Make an exact copy of the records, with the pictures left out.

Stored records:
▼

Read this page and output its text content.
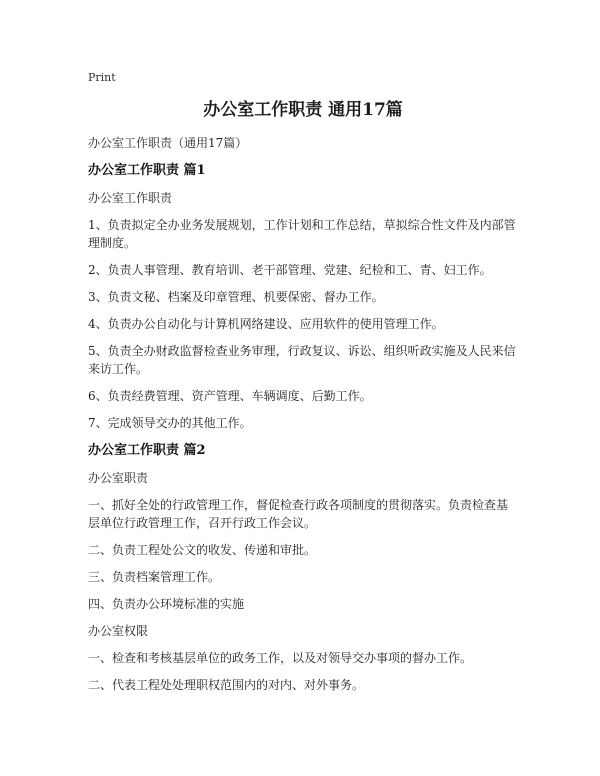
Print
办公室工作职责 通用17篇
办公室工作职责（通用17篇）
办公室工作职责 篇1
办公室工作职责
1、负责拟定全办业务发展规划，工作计划和工作总结，草拟综合性文件及内部管理制度。
2、负责人事管理、教育培训、老干部管理、党建、纪检和工、青、妇工作。
3、负责文秘、档案及印章管理、机要保密、督办工作。
4、负责办公自动化与计算机网络建设、应用软件的使用管理工作。
5、负责全办财政监督检查业务审理，行政复议、诉讼、组织听政实施及人民来信来访工作。
6、负责经费管理、资产管理、车辆调度、后勤工作。
7、完成领导交办的其他工作。
办公室工作职责 篇2
办公室职责
一、抓好全处的行政管理工作，督促检查行政各项制度的贯彻落实。负责检查基层单位行政管理工作，召开行政工作会议。
二、负责工程处公文的收发、传递和审批。
三、负责档案管理工作。
四、负责办公环境标准的实施
办公室权限
一、检查和考核基层单位的政务工作，以及对领导交办事项的督办工作。
二、代表工程处处理职权范围内的对内、对外事务。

▲

Answer to the problem »
Read this page and output its text content.
Print
办公室工作职责 通用17篇
办公室工作职责（通用17篇）
办公室工作职责 篇1
办公室工作职责
1、负责拟定全办业务发展规划，工作计划和工作总结，草拟综合性文件及内部管理制度。
2、负责人事管理、教育培训、老干部管理、党建、纪检和工、青、妇工作。
3、负责文秘、档案及印章管理、机要保密、督办工作。
4、负责办公自动化与计算机网络建设、应用软件的使用管理工作。
5、负责全办财政监督检查业务审理，行政复议、诉讼、组织听政实施及人民来信来访工作。
6、负责经费管理、资产管理、车辆调度、后勤工作。
7、完成领导交办的其他工作。
办公室工作职责 篇2
办公室职责
一、抓好全处的行政管理工作，督促检查行政各项制度的贯彻落实。负责检查基层单位行政管理工作，召开行政工作会议。
二、负责工程处公文的收发、传递和审批。
三、负责档案管理工作。
四、负责办公环境标准的实施
办公室权限
一、检查和考核基层单位的政务工作，以及对领导交办事项的督办工作。
二、代表工程处处理职权范围内的对内、对外事务。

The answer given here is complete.